■ Given problem ■
Tally every line of the listing where the string "this" is found, and state the total alone.

◇ ◇ ◇ ◇ ◇ ◇ ◇

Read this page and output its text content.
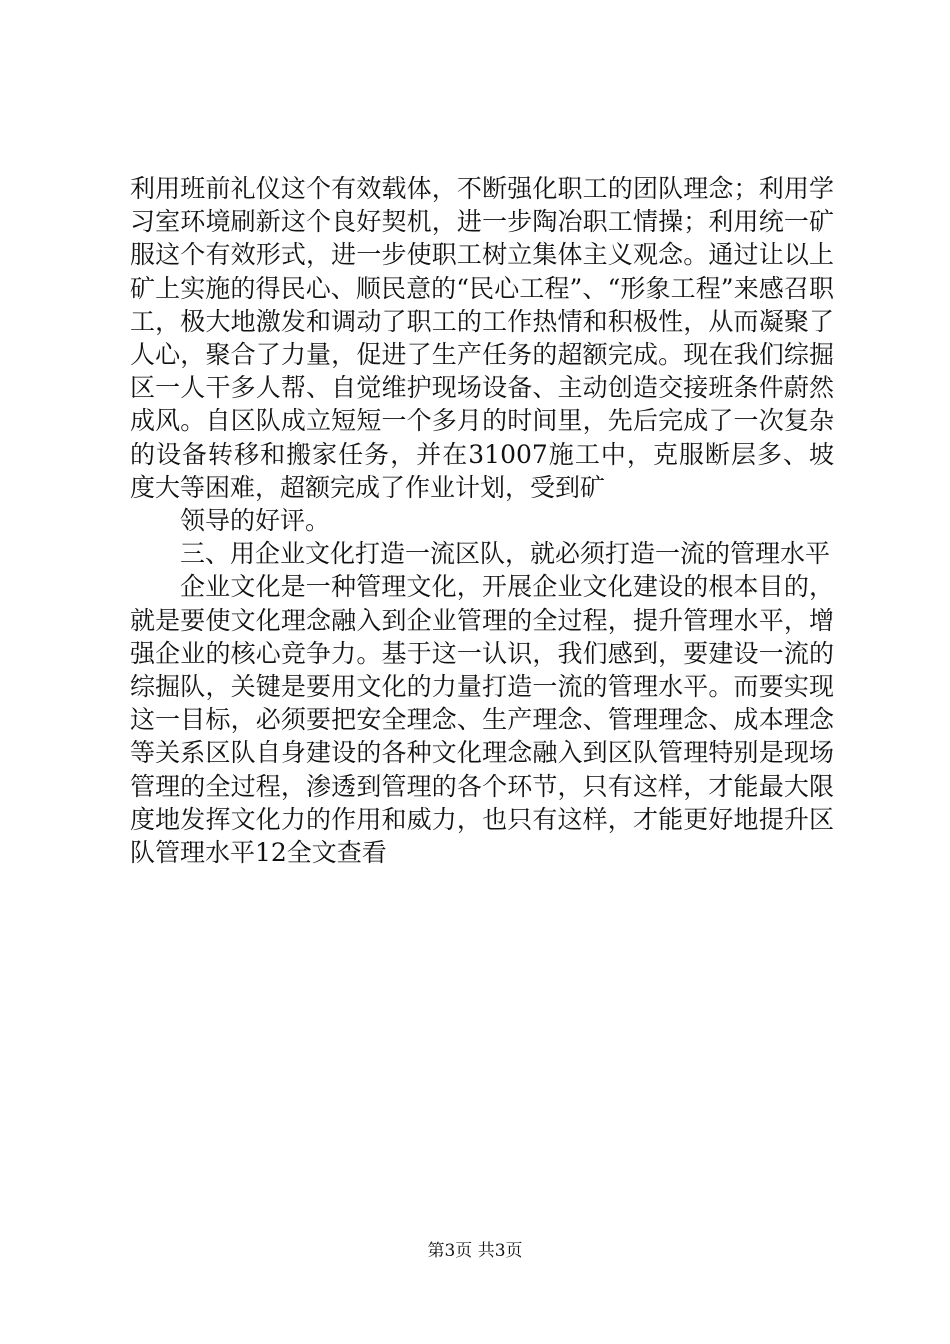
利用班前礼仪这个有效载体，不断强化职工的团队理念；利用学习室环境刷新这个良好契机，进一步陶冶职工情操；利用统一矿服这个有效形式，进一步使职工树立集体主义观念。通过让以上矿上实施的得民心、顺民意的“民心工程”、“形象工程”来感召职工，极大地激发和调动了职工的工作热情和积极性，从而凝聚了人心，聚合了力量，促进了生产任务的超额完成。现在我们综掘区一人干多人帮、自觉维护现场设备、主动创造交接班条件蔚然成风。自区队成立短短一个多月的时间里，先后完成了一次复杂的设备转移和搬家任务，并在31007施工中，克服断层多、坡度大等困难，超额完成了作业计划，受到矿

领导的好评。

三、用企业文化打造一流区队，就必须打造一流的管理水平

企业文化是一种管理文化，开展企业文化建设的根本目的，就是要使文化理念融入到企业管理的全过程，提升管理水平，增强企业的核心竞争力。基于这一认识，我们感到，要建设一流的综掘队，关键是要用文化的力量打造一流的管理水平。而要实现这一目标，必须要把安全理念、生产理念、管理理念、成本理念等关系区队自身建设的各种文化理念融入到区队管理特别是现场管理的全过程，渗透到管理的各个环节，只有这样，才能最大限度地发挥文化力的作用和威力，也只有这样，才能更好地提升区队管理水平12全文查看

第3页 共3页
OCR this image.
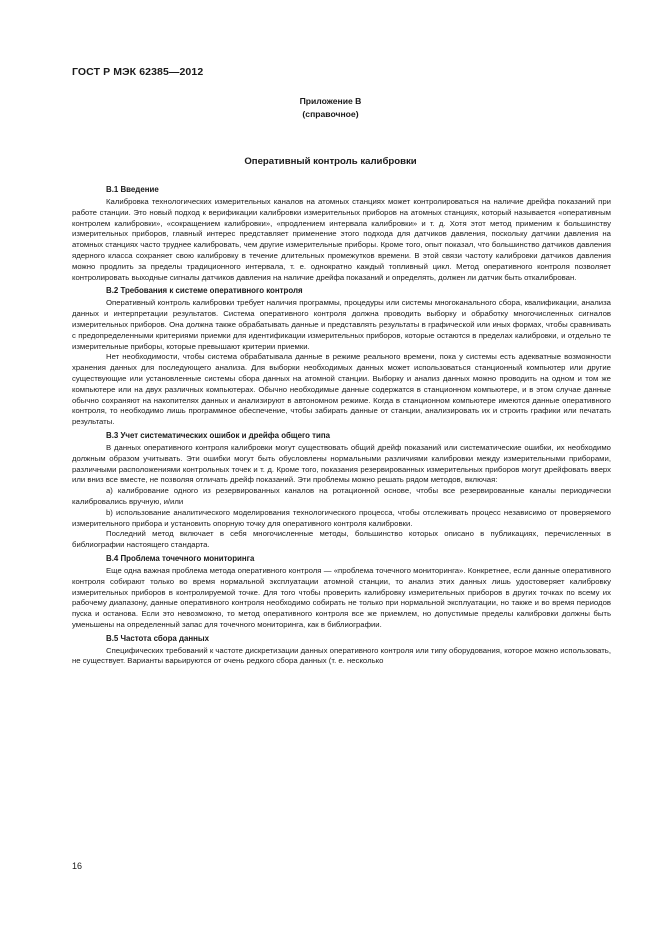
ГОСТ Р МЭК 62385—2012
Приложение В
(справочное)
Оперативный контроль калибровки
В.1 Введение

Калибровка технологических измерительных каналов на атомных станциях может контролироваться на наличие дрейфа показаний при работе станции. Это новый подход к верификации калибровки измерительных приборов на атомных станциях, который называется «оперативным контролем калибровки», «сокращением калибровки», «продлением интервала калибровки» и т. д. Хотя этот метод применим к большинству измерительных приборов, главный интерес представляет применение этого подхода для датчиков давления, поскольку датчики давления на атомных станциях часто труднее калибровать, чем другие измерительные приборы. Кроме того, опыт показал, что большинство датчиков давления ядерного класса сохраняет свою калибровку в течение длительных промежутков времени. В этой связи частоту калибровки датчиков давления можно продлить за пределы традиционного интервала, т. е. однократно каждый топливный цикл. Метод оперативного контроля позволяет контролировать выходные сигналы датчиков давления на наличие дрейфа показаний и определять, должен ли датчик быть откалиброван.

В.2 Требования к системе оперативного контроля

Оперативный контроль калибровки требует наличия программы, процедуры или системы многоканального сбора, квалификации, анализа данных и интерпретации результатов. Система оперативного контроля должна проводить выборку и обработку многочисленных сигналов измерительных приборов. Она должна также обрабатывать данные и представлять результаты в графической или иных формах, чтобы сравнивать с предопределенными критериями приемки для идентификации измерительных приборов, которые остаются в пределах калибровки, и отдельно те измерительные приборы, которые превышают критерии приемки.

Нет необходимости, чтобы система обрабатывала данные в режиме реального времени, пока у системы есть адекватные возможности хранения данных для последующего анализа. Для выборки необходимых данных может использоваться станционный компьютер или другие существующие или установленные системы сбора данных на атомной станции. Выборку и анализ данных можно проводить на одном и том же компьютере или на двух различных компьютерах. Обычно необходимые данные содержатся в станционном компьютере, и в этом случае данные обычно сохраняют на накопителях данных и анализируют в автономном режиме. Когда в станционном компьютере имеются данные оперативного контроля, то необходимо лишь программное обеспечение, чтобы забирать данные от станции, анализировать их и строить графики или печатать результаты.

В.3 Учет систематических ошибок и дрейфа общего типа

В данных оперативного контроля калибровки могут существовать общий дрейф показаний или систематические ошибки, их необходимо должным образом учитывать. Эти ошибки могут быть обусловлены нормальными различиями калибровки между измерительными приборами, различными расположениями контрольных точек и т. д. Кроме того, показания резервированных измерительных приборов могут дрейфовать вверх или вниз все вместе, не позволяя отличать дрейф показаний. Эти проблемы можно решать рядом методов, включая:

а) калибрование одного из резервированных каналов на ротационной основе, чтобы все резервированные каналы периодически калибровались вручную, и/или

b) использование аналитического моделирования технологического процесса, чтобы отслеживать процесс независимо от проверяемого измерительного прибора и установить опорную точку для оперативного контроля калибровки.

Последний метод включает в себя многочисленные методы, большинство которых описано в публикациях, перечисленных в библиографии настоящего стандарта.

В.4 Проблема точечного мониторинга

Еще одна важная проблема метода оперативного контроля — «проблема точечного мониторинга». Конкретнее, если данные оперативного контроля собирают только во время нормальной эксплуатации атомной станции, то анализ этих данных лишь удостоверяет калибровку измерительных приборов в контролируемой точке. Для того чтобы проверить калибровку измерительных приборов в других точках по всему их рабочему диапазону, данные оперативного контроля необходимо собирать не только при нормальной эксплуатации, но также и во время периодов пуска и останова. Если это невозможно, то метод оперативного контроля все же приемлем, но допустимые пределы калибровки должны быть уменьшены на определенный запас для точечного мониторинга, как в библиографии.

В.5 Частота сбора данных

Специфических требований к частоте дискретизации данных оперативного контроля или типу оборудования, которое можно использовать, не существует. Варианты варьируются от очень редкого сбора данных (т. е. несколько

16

◇ ◇ ◇ ◇ ◇ ◇ ◇

■ Final answer ■
2